**What needs to be done**
Show all lines that include the string "initial"; copy each one.
··· Stored data ···
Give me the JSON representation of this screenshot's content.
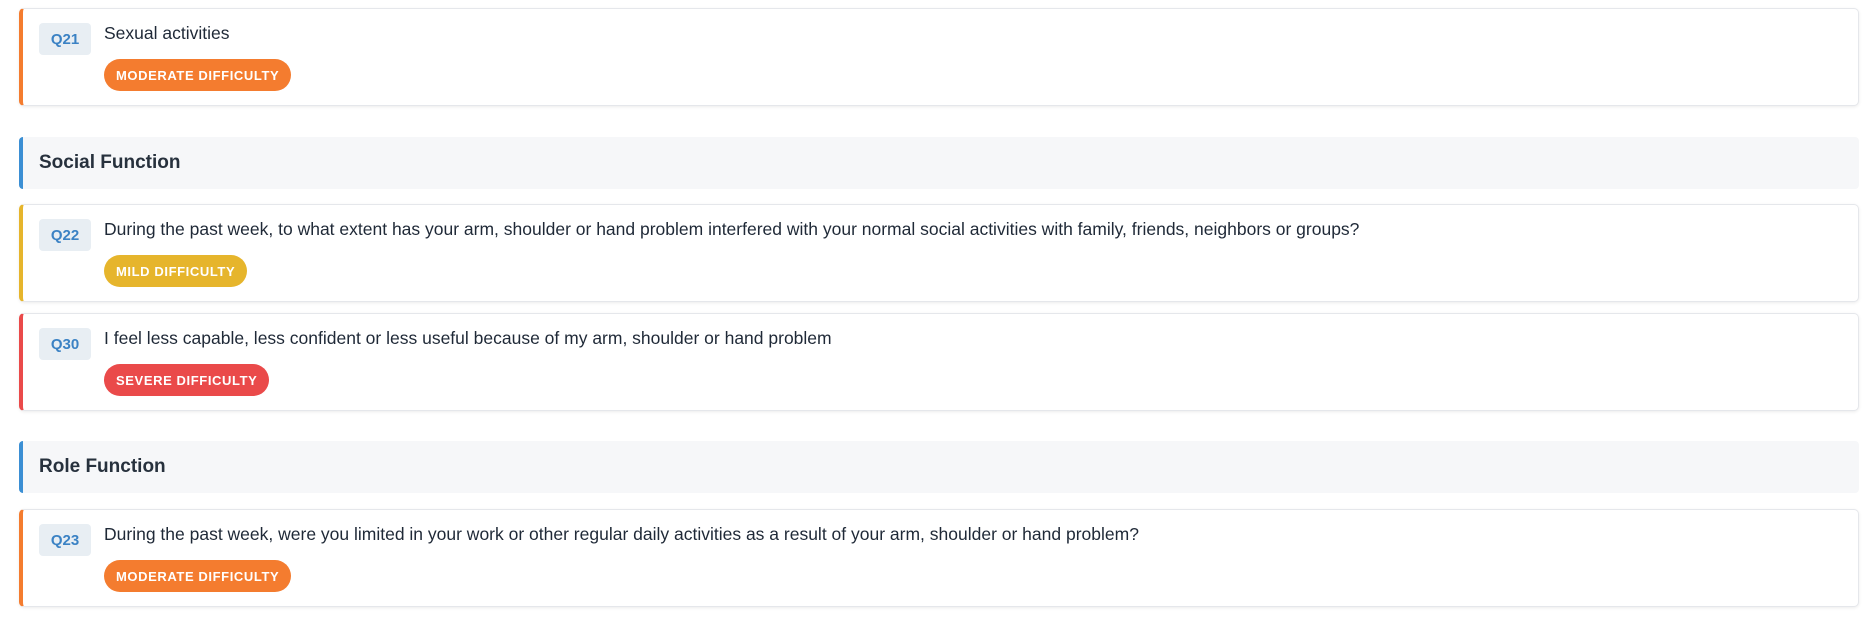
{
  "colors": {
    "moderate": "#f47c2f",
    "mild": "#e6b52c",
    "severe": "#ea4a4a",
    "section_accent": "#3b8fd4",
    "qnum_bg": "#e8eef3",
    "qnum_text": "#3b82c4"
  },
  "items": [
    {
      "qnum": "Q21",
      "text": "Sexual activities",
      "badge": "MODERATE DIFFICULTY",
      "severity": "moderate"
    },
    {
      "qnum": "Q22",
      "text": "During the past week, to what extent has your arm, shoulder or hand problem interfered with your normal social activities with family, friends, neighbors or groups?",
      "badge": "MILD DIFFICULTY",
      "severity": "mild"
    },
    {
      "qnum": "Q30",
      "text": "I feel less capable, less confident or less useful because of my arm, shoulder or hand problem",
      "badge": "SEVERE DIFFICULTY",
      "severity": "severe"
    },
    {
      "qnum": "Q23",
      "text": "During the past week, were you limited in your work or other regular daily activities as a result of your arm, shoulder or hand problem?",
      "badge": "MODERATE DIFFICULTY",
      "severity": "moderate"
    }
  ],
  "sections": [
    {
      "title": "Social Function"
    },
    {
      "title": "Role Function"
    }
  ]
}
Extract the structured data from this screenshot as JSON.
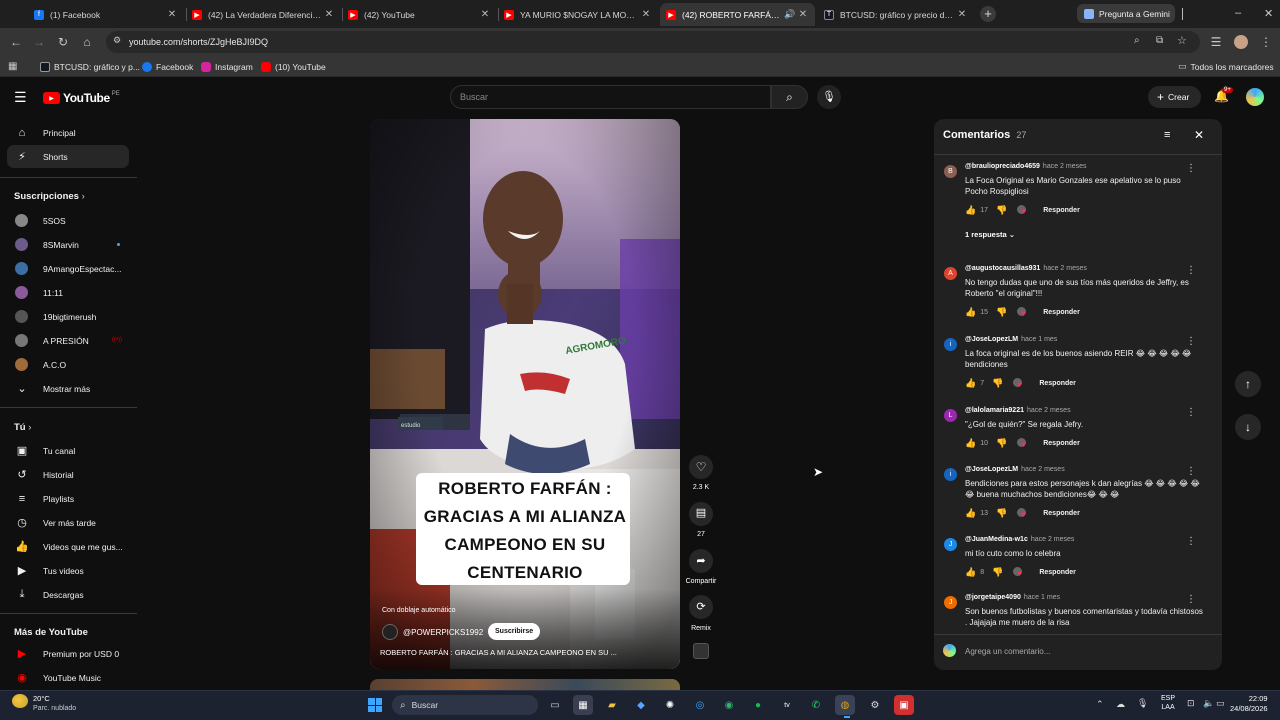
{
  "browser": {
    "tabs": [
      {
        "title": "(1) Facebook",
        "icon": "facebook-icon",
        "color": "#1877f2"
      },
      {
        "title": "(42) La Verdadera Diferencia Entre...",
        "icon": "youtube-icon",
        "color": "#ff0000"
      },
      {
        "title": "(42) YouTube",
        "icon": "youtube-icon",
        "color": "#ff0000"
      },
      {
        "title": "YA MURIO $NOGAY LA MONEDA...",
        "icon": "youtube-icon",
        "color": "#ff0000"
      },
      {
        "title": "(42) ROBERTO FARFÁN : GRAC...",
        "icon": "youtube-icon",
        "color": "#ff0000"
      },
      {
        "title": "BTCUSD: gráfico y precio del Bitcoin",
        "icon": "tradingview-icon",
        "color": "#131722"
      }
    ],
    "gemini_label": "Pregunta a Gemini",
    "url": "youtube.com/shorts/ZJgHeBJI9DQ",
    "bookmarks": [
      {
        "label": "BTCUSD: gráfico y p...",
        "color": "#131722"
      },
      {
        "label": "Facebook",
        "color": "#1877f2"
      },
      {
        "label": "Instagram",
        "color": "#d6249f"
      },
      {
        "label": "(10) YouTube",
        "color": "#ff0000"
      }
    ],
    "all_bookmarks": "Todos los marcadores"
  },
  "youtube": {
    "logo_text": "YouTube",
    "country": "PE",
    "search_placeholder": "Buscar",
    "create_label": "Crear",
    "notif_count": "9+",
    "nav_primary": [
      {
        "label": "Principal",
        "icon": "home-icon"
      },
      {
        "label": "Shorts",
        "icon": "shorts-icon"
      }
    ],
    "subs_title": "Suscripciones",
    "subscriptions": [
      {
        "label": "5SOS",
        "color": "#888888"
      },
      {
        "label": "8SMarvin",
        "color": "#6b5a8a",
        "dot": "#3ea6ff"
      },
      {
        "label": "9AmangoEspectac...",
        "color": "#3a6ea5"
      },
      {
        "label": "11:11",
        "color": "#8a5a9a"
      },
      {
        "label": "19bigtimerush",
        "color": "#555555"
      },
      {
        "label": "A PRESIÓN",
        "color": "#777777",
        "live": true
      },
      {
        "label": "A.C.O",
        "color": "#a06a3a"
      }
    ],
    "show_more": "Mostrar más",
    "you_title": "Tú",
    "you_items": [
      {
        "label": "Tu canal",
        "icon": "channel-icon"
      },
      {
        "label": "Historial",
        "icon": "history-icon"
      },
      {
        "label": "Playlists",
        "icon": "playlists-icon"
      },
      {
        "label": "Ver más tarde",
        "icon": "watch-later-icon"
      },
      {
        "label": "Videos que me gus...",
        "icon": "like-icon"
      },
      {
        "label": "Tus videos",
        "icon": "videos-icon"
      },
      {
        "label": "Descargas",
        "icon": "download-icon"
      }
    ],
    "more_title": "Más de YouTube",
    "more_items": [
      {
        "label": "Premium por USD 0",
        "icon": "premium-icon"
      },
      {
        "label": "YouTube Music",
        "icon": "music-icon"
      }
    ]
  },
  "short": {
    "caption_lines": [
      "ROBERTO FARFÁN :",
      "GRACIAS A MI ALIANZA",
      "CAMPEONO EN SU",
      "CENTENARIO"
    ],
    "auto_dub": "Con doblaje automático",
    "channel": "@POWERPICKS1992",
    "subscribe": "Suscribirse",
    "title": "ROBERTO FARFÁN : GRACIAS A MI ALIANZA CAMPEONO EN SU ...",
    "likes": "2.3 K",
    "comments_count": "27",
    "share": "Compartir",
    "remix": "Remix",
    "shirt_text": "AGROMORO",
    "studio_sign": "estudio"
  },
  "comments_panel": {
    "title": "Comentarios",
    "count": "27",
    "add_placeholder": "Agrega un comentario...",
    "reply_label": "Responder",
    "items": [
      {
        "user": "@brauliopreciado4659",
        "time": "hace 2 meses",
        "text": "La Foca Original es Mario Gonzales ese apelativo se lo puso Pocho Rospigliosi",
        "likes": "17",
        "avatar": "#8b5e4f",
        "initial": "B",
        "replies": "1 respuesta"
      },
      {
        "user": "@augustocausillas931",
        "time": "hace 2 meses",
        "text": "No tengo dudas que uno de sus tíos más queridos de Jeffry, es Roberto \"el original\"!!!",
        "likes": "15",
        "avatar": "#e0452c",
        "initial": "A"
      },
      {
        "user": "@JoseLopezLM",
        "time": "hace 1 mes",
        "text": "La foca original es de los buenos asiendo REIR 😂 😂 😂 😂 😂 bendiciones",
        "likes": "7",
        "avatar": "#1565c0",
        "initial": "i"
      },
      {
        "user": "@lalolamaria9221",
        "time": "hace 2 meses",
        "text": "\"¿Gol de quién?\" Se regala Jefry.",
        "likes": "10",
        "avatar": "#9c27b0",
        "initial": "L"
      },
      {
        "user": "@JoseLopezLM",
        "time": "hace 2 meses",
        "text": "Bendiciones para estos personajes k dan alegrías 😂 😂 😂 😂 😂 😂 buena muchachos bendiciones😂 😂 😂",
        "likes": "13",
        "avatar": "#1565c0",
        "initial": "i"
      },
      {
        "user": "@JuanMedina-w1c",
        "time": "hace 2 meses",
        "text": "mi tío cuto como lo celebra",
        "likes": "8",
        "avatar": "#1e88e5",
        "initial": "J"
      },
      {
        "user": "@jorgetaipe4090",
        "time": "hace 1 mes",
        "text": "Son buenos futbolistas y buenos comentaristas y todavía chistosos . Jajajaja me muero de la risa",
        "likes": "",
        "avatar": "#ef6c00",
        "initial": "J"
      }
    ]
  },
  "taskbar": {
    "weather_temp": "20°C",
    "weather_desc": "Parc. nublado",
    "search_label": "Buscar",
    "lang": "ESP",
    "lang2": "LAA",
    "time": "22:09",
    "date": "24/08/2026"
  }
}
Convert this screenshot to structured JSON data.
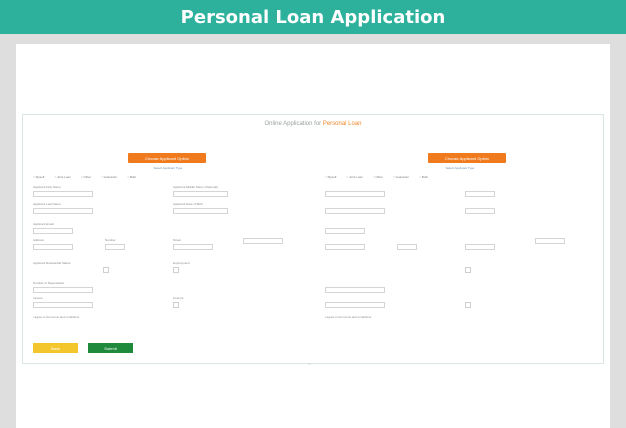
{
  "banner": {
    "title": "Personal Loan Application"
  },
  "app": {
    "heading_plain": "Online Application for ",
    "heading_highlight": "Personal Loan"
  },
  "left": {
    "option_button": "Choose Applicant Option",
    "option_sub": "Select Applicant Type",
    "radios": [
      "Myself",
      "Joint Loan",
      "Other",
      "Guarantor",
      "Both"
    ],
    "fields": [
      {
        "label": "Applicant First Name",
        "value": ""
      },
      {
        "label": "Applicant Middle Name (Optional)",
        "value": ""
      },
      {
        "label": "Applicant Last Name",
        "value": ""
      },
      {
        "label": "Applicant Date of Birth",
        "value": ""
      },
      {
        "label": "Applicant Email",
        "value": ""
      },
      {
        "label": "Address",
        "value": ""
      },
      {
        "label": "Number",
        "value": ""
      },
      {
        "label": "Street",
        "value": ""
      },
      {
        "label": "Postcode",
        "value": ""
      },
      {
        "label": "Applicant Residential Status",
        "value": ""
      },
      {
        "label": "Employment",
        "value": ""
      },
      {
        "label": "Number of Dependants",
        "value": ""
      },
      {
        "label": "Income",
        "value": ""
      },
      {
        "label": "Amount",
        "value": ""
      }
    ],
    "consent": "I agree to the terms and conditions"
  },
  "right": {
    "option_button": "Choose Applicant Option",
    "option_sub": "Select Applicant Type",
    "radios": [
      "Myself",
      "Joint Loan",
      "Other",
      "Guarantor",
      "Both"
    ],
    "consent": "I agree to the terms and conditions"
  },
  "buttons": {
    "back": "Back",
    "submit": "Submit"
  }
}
···
**Answer to the exercise**
        "initial": "B",
        "initial": "A"
        "initial": "i"
        "initial": "L"
        "initial": "i"
        "initial": "J"
        "initial": "J"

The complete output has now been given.